### [EXERCISE]
Copy every line from the material below that holds "ager".

### [RECORD EXTRACTS]
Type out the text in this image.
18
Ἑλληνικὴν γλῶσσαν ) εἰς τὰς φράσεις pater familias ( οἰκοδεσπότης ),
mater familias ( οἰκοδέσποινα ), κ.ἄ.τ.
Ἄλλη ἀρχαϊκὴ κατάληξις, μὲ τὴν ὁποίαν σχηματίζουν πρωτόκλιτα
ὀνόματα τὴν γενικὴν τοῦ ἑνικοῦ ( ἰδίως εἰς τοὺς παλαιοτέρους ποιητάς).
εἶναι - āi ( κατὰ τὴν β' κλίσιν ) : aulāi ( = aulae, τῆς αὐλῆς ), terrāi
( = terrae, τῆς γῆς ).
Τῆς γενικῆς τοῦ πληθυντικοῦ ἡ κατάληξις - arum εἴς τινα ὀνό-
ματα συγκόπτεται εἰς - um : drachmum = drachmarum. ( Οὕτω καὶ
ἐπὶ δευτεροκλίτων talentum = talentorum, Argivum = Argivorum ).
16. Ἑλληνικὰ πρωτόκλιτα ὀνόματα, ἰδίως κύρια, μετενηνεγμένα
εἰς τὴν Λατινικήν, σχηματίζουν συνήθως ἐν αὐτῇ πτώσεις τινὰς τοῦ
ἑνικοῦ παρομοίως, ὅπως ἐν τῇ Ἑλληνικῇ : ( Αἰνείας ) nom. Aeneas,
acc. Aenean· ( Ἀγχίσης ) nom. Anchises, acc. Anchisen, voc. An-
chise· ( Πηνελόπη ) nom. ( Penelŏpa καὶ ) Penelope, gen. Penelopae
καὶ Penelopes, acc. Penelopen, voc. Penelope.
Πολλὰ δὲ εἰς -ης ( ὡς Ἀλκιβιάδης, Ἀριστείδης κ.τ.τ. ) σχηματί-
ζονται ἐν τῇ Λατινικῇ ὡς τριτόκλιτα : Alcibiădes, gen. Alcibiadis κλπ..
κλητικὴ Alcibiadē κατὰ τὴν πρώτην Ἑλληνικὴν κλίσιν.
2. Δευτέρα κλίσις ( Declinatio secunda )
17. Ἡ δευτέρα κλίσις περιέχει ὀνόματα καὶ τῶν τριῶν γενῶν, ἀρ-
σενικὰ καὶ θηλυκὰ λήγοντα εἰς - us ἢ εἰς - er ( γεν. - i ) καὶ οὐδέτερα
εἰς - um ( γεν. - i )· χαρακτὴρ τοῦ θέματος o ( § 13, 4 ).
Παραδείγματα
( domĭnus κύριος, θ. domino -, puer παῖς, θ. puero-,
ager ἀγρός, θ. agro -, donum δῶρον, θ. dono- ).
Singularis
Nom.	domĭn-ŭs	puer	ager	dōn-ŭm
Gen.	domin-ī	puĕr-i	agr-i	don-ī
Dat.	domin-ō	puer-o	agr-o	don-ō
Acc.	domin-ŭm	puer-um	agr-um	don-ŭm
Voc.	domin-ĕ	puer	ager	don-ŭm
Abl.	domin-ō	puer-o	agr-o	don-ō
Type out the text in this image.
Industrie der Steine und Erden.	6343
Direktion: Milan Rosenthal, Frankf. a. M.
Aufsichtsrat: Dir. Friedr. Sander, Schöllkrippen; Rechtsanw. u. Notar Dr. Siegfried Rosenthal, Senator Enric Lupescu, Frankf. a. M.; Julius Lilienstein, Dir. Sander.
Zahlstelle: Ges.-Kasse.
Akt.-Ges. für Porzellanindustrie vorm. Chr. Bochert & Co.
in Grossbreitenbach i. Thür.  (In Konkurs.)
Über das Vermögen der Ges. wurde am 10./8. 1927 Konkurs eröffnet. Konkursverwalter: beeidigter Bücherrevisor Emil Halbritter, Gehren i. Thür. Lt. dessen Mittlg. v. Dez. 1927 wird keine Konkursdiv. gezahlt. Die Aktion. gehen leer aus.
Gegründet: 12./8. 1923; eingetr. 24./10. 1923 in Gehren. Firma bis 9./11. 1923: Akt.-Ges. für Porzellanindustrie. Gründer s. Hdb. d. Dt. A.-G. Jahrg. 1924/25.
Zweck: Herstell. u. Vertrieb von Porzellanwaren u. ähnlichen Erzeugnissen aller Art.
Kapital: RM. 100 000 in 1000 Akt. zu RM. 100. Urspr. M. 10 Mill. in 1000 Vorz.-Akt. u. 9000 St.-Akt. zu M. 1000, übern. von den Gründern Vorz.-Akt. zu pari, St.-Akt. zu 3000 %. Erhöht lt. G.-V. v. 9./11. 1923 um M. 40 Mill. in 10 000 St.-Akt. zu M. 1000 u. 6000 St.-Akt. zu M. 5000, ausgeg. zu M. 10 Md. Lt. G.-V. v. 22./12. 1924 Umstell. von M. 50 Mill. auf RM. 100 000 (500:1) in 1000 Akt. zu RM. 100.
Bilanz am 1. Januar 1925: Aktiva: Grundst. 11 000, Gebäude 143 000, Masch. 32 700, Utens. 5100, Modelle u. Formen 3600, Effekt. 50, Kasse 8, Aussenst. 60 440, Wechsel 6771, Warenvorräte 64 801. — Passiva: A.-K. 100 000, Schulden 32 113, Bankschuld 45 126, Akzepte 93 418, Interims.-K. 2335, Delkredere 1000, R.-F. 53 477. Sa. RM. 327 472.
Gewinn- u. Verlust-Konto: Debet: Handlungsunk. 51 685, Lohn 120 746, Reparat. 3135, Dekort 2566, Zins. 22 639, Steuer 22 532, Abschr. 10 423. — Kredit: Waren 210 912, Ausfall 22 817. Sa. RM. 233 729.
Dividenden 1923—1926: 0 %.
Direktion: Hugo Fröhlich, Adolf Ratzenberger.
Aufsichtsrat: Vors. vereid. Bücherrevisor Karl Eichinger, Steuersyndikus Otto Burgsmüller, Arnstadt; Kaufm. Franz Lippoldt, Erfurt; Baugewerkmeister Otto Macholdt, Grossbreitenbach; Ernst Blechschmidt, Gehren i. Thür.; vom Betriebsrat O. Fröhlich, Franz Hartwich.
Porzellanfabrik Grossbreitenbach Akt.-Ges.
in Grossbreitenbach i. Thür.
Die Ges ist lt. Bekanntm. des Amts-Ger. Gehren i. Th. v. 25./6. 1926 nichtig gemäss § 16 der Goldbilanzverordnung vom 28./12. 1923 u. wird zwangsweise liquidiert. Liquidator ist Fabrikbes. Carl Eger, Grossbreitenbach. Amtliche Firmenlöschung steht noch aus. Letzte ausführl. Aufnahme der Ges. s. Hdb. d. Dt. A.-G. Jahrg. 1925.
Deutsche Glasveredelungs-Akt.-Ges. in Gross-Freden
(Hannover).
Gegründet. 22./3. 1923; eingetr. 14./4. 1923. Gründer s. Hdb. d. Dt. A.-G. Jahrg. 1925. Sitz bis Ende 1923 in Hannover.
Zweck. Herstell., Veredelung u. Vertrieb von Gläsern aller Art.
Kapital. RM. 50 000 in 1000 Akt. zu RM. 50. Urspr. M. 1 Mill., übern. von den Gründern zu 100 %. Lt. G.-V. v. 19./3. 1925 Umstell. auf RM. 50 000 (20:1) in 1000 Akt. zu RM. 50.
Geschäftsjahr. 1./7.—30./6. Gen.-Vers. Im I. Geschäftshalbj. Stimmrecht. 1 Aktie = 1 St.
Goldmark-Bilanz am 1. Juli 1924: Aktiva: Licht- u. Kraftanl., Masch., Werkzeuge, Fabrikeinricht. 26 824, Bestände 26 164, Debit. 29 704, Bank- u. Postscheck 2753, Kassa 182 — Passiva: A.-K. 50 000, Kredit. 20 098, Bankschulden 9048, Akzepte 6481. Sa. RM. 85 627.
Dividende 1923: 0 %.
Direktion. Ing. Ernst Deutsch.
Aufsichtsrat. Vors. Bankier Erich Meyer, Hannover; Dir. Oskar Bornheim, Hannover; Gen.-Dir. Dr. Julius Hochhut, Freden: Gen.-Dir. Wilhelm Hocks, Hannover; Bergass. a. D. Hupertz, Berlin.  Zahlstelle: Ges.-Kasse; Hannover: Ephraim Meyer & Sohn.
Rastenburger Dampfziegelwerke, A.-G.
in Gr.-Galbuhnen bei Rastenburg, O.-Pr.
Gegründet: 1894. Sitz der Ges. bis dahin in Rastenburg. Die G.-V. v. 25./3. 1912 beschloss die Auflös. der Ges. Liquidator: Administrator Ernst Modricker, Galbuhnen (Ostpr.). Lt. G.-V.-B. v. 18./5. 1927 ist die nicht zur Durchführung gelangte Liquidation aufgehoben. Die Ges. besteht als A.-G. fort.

### [TASK RESPONSE]
ager ἀγρός, θ. agro -, donum δῶρον, θ. dono- ).
Nom.	domĭn-ŭs	puer	ager	dōn-ŭm
Voc.	domin-ĕ	puer	ager	don-ŭm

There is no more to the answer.